• Excerpted records:
******

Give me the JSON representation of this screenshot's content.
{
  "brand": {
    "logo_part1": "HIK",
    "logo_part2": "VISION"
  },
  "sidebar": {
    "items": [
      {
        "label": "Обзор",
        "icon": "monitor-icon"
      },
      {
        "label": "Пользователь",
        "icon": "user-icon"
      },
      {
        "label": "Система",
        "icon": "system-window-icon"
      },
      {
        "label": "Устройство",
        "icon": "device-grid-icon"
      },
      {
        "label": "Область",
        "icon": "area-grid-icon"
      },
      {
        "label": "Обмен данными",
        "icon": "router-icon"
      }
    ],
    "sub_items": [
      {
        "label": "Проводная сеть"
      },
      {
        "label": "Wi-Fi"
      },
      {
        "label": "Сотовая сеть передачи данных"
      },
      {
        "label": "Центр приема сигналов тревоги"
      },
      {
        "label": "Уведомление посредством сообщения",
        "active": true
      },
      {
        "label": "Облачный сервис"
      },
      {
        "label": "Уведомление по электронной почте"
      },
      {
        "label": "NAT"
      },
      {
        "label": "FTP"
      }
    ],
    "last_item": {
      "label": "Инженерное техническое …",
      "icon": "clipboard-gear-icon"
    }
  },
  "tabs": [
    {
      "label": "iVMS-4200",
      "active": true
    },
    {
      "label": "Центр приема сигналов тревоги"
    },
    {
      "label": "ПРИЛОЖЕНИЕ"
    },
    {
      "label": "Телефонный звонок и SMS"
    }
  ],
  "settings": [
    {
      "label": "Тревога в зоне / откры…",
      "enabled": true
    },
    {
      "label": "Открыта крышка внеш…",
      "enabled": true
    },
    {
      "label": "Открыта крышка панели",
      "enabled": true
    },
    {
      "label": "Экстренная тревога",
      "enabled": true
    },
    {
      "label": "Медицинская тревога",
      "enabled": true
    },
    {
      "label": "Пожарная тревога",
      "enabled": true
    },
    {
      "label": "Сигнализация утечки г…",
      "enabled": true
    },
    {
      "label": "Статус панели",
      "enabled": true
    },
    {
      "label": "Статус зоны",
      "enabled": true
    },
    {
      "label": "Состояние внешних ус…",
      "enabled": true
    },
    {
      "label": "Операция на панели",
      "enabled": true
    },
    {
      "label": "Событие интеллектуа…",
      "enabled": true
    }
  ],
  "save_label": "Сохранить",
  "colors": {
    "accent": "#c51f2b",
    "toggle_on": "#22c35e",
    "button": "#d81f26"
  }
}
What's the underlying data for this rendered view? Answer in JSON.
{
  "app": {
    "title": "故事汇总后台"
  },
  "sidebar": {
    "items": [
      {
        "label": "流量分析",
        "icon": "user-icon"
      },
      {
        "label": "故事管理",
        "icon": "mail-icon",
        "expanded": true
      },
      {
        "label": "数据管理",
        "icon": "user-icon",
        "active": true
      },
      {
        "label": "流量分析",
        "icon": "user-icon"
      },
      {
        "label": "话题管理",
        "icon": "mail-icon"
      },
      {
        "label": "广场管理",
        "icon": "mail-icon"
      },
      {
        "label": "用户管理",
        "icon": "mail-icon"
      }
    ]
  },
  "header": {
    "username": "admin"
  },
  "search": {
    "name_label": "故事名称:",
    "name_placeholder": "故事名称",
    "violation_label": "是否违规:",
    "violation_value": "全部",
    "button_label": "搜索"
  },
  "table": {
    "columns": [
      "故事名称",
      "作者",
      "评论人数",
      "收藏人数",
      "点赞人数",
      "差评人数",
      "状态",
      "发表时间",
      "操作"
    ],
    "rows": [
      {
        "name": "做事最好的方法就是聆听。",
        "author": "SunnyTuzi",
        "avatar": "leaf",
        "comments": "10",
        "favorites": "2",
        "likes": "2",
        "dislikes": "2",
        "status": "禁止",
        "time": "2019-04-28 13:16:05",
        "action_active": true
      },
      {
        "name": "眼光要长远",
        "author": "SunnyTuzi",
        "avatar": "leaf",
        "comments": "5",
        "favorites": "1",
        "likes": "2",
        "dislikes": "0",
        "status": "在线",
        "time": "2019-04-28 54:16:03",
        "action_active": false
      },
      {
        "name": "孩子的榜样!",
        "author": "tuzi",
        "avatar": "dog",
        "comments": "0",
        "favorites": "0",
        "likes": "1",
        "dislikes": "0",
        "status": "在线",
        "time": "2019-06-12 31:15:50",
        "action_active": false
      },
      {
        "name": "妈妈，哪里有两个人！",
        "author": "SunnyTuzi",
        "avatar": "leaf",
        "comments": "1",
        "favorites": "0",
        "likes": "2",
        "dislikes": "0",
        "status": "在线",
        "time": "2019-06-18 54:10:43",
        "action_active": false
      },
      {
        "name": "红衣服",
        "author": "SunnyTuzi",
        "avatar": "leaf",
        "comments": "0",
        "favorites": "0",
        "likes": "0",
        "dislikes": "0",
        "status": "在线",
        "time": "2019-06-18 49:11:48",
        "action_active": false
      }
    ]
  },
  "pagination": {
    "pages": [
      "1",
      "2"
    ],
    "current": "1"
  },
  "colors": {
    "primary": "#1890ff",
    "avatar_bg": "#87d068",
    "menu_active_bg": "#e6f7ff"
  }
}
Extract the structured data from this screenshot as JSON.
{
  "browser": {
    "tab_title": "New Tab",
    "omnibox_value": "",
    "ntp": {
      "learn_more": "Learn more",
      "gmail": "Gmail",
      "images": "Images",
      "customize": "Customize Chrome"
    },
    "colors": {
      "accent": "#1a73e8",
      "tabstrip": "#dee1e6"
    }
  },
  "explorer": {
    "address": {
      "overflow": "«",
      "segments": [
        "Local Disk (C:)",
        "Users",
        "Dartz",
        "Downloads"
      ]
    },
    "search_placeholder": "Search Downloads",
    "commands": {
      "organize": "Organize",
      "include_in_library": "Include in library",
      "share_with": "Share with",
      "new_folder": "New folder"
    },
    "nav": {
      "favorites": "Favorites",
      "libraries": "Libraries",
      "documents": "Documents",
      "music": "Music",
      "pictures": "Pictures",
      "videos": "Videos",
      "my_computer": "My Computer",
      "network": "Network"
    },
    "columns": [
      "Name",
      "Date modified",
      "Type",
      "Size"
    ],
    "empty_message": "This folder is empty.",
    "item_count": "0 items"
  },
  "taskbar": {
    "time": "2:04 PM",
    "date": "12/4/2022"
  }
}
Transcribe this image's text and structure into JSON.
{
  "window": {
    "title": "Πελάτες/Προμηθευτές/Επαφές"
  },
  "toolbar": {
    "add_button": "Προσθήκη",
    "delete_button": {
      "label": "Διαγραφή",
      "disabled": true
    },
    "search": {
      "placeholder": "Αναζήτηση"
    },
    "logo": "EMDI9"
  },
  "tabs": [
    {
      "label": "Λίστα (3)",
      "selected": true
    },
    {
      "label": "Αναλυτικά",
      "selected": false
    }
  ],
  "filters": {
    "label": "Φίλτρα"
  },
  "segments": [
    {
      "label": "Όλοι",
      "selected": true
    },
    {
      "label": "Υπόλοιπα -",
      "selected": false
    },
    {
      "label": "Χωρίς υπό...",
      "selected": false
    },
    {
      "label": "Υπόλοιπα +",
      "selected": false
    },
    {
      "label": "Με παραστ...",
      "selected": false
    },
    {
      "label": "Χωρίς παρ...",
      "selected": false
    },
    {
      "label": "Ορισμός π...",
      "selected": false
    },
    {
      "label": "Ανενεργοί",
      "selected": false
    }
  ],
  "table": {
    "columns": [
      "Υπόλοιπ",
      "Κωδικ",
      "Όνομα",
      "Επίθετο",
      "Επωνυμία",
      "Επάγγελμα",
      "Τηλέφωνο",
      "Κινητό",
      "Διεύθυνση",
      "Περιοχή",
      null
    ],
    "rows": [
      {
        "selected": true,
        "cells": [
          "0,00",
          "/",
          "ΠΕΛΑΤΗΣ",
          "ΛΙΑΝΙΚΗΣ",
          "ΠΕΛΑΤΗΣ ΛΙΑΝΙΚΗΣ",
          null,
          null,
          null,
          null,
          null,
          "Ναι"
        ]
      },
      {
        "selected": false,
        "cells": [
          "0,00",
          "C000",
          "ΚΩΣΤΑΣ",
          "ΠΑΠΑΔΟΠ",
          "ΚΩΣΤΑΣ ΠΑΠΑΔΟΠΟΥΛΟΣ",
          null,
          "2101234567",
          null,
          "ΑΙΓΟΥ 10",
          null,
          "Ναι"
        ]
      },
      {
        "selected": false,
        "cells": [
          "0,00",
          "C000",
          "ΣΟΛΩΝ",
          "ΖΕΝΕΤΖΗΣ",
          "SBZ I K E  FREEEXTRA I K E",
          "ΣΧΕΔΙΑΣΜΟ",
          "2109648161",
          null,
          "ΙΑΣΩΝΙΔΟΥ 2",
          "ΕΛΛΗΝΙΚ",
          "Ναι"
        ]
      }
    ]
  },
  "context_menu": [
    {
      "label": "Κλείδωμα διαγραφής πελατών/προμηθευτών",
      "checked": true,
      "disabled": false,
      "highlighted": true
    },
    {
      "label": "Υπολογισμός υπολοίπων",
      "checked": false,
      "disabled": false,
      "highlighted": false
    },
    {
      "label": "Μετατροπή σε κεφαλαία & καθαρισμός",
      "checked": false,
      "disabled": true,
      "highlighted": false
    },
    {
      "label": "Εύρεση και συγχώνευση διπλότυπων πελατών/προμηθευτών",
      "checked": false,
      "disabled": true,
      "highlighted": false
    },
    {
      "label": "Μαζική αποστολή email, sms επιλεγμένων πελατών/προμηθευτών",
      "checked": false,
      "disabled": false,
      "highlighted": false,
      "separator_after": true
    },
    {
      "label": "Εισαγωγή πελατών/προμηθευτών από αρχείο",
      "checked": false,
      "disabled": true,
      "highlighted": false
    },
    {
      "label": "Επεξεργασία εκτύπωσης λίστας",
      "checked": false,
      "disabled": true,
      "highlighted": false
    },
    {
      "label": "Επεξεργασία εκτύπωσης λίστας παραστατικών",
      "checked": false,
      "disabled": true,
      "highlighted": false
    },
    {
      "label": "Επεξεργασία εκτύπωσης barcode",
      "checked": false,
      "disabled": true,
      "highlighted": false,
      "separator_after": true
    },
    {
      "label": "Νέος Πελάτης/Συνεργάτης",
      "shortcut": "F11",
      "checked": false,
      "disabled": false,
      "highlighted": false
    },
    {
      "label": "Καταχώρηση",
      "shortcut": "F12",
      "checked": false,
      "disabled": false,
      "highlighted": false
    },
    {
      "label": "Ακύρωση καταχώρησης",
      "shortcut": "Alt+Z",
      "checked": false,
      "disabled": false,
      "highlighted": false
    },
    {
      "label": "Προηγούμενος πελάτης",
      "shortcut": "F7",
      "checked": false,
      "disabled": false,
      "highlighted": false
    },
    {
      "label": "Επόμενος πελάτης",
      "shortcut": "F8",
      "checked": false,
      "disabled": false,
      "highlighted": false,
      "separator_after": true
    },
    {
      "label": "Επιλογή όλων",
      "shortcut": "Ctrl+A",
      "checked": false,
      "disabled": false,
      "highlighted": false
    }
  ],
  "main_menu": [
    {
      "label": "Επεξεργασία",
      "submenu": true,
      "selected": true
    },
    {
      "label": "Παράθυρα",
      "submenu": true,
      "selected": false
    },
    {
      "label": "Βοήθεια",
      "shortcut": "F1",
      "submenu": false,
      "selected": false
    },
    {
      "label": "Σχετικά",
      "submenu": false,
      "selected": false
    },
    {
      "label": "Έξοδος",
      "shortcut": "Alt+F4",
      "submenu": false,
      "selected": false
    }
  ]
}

******

• Instruction: Identify and copy the lines holding the word "data".

• Answer to the problem:
What's the underlying data for this rendered view? Answer in JSON.
Extract the structured data from this screenshot as JSON.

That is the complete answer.